Data records
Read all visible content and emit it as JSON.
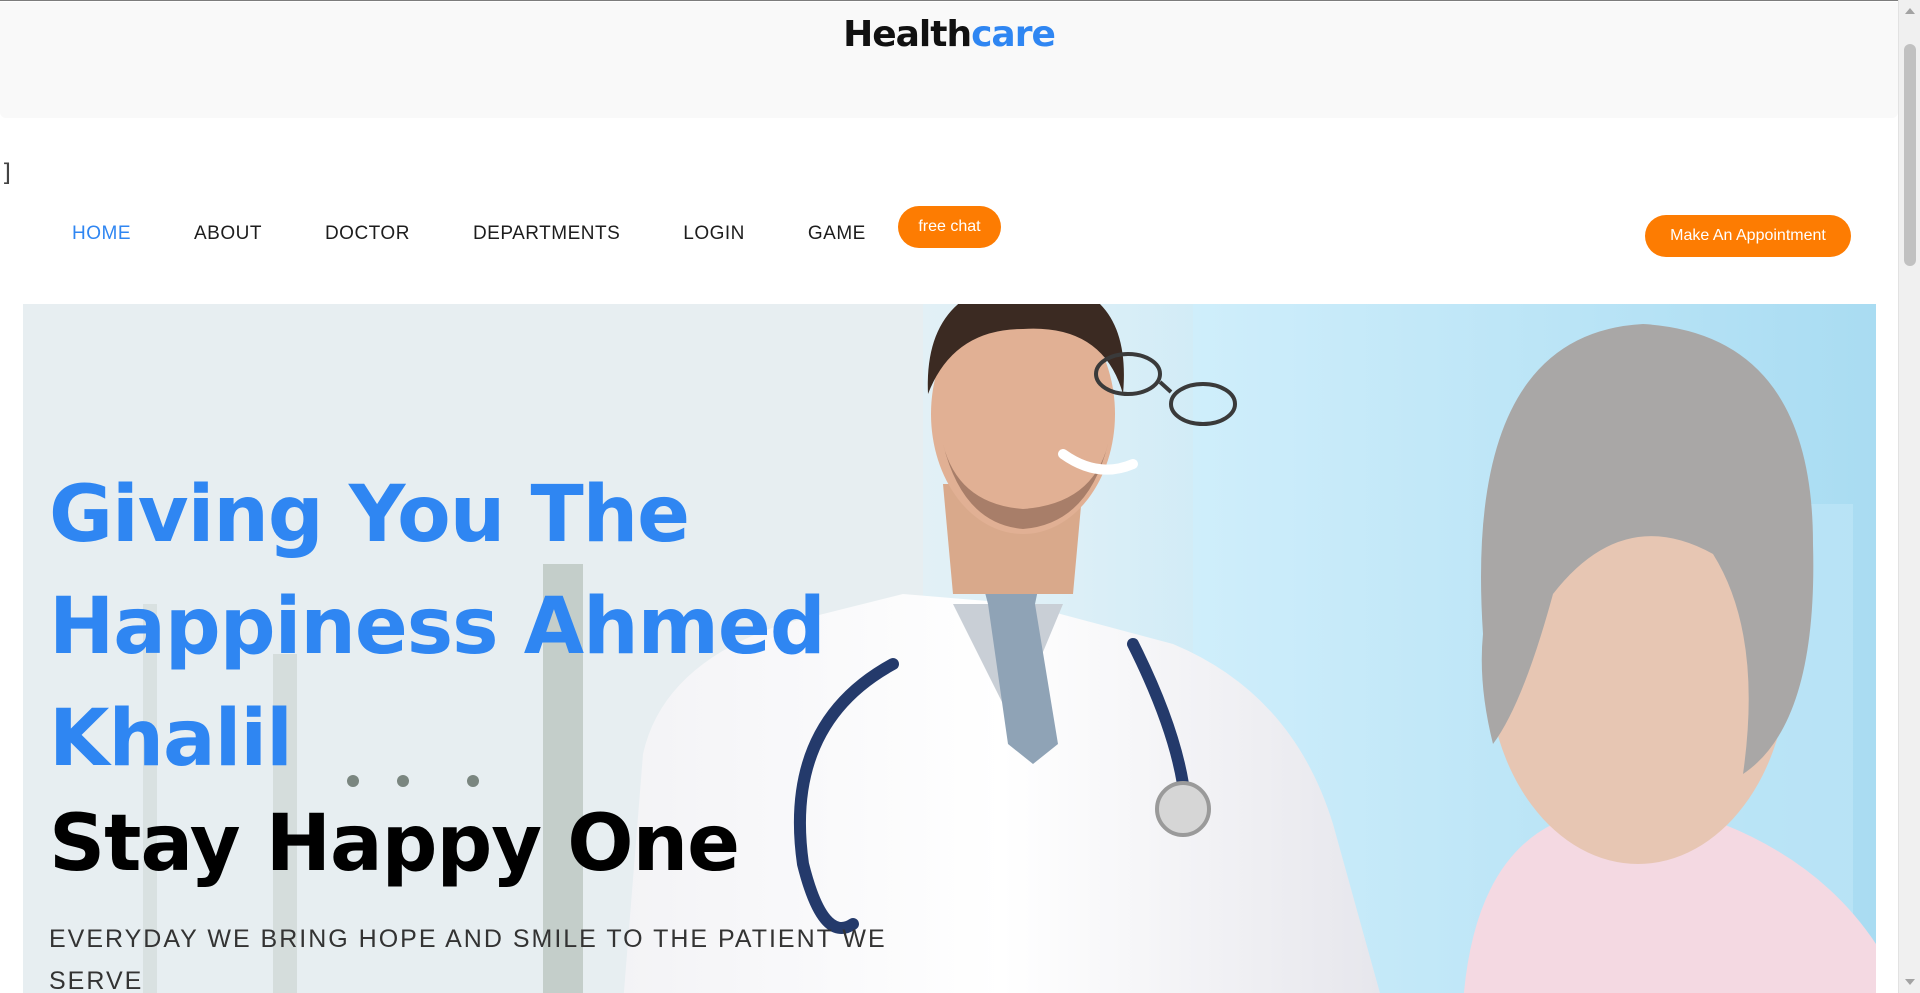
{
  "brand": {
    "part1": "Health",
    "part2": "care",
    "accent_color": "#2f86f2"
  },
  "stray_text": "]",
  "nav": {
    "items": [
      {
        "label": "HOME",
        "active": true
      },
      {
        "label": "ABOUT",
        "active": false
      },
      {
        "label": "DOCTOR",
        "active": false
      },
      {
        "label": "DEPARTMENTS",
        "active": false
      },
      {
        "label": "LOGIN",
        "active": false
      },
      {
        "label": "GAME",
        "active": false
      }
    ],
    "chat_label": "free chat",
    "appointment_label": "Make An Appointment",
    "button_color": "#fd7c02"
  },
  "hero": {
    "title": "Giving You The Happiness Ahmed Khalil",
    "subtitle": "Stay Happy One",
    "tagline": "EVERYDAY WE BRING HOPE AND SMILE TO THE PATIENT WE SERVE",
    "image_subject": "doctor-with-patient-photo"
  }
}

=== WHAT YOU NEED TO DO ===
Reproduce the entries above without change, omitting all pictures.

=== OUTPUT BELOW ===
Read all visible content and emit it as JSON.
{
  "brand": {
    "part1": "Health",
    "part2": "care",
    "accent_color": "#2f86f2"
  },
  "stray_text": "]",
  "nav": {
    "items": [
      {
        "label": "HOME",
        "active": true
      },
      {
        "label": "ABOUT",
        "active": false
      },
      {
        "label": "DOCTOR",
        "active": false
      },
      {
        "label": "DEPARTMENTS",
        "active": false
      },
      {
        "label": "LOGIN",
        "active": false
      },
      {
        "label": "GAME",
        "active": false
      }
    ],
    "chat_label": "free chat",
    "appointment_label": "Make An Appointment",
    "button_color": "#fd7c02"
  },
  "hero": {
    "title": "Giving You The Happiness Ahmed Khalil",
    "subtitle": "Stay Happy One",
    "tagline": "EVERYDAY WE BRING HOPE AND SMILE TO THE PATIENT WE SERVE",
    "image_subject": "doctor-with-patient-photo"
  }
}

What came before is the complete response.